= TASK DESCRIPTION =
Every line in the listing is to be echoed verbatim.

= Stored items from a collection =
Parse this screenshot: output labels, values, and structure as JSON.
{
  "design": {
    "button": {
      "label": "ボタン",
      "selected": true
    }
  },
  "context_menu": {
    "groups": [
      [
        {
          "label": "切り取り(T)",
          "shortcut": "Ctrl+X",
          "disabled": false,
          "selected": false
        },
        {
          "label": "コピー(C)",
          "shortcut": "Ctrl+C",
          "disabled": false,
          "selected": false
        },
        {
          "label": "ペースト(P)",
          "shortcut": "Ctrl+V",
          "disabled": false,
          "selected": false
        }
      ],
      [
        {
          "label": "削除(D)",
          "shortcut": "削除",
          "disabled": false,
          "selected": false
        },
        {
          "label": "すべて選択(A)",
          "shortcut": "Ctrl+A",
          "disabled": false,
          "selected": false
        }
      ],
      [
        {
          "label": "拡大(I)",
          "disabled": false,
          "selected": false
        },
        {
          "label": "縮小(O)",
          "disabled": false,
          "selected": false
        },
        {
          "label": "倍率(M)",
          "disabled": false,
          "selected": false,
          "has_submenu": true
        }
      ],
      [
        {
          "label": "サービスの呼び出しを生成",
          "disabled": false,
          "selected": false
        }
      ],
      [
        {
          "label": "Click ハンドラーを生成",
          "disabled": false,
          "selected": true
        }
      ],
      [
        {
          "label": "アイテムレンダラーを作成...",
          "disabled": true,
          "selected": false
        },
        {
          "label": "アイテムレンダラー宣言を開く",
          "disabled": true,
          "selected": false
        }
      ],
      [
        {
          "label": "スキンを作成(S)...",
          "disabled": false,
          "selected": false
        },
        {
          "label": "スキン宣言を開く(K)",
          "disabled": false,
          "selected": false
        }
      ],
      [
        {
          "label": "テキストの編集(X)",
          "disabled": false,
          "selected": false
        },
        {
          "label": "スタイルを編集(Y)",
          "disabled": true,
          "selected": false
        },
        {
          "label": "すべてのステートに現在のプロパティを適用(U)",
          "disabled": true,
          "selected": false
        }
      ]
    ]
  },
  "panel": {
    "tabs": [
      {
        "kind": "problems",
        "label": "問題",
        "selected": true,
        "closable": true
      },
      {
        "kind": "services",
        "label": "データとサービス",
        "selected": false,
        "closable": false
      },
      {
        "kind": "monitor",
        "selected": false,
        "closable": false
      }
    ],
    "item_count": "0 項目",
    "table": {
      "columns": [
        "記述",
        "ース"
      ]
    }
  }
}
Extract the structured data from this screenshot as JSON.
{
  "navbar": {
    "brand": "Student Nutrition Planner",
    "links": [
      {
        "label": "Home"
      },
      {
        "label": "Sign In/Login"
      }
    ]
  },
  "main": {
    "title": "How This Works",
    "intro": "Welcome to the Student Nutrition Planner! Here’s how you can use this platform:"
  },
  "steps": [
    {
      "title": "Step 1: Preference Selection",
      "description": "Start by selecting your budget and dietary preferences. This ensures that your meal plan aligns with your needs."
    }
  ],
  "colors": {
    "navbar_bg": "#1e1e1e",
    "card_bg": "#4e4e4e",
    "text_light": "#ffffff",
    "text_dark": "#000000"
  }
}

= SOLUTION TO THE PROBLEM =
Parse this screenshot: output labels, values, and structure as JSON.
{
  "design": {
    "button": {
      "label": "ボタン",
      "selected": true
    }
  },
  "context_menu": {
    "groups": [
      [
        {
          "label": "切り取り(T)",
          "shortcut": "Ctrl+X",
          "disabled": false,
          "selected": false
        },
        {
          "label": "コピー(C)",
          "shortcut": "Ctrl+C",
          "disabled": false,
          "selected": false
        },
        {
          "label": "ペースト(P)",
          "shortcut": "Ctrl+V",
          "disabled": false,
          "selected": false
        }
      ],
      [
        {
          "label": "削除(D)",
          "shortcut": "削除",
          "disabled": false,
          "selected": false
        },
        {
          "label": "すべて選択(A)",
          "shortcut": "Ctrl+A",
          "disabled": false,
          "selected": false
        }
      ],
      [
        {
          "label": "拡大(I)",
          "disabled": false,
          "selected": false
        },
        {
          "label": "縮小(O)",
          "disabled": false,
          "selected": false
        },
        {
          "label": "倍率(M)",
          "disabled": false,
          "selected": false,
          "has_submenu": true
        }
      ],
      [
        {
          "label": "サービスの呼び出しを生成",
          "disabled": false,
          "selected": false
        }
      ],
      [
        {
          "label": "Click ハンドラーを生成",
          "disabled": false,
          "selected": true
        }
      ],
      [
        {
          "label": "アイテムレンダラーを作成...",
          "disabled": true,
          "selected": false
        },
        {
          "label": "アイテムレンダラー宣言を開く",
          "disabled": true,
          "selected": false
        }
      ],
      [
        {
          "label": "スキンを作成(S)...",
          "disabled": false,
          "selected": false
        },
        {
          "label": "スキン宣言を開く(K)",
          "disabled": false,
          "selected": false
        }
      ],
      [
        {
          "label": "テキストの編集(X)",
          "disabled": false,
          "selected": false
        },
        {
          "label": "スタイルを編集(Y)",
          "disabled": true,
          "selected": false
        },
        {
          "label": "すべてのステートに現在のプロパティを適用(U)",
          "disabled": true,
          "selected": false
        }
      ]
    ]
  },
  "panel": {
    "tabs": [
      {
        "kind": "problems",
        "label": "問題",
        "selected": true,
        "closable": true
      },
      {
        "kind": "services",
        "label": "データとサービス",
        "selected": false,
        "closable": false
      },
      {
        "kind": "monitor",
        "selected": false,
        "closable": false
      }
    ],
    "item_count": "0 項目",
    "table": {
      "columns": [
        "記述",
        "ース"
      ]
    }
  }
}
Extract the structured data from this screenshot as JSON.
{
  "navbar": {
    "brand": "Student Nutrition Planner",
    "links": [
      {
        "label": "Home"
      },
      {
        "label": "Sign In/Login"
      }
    ]
  },
  "main": {
    "title": "How This Works",
    "intro": "Welcome to the Student Nutrition Planner! Here’s how you can use this platform:"
  },
  "steps": [
    {
      "title": "Step 1: Preference Selection",
      "description": "Start by selecting your budget and dietary preferences. This ensures that your meal plan aligns with your needs."
    }
  ],
  "colors": {
    "navbar_bg": "#1e1e1e",
    "card_bg": "#4e4e4e",
    "text_light": "#ffffff",
    "text_dark": "#000000"
  }
}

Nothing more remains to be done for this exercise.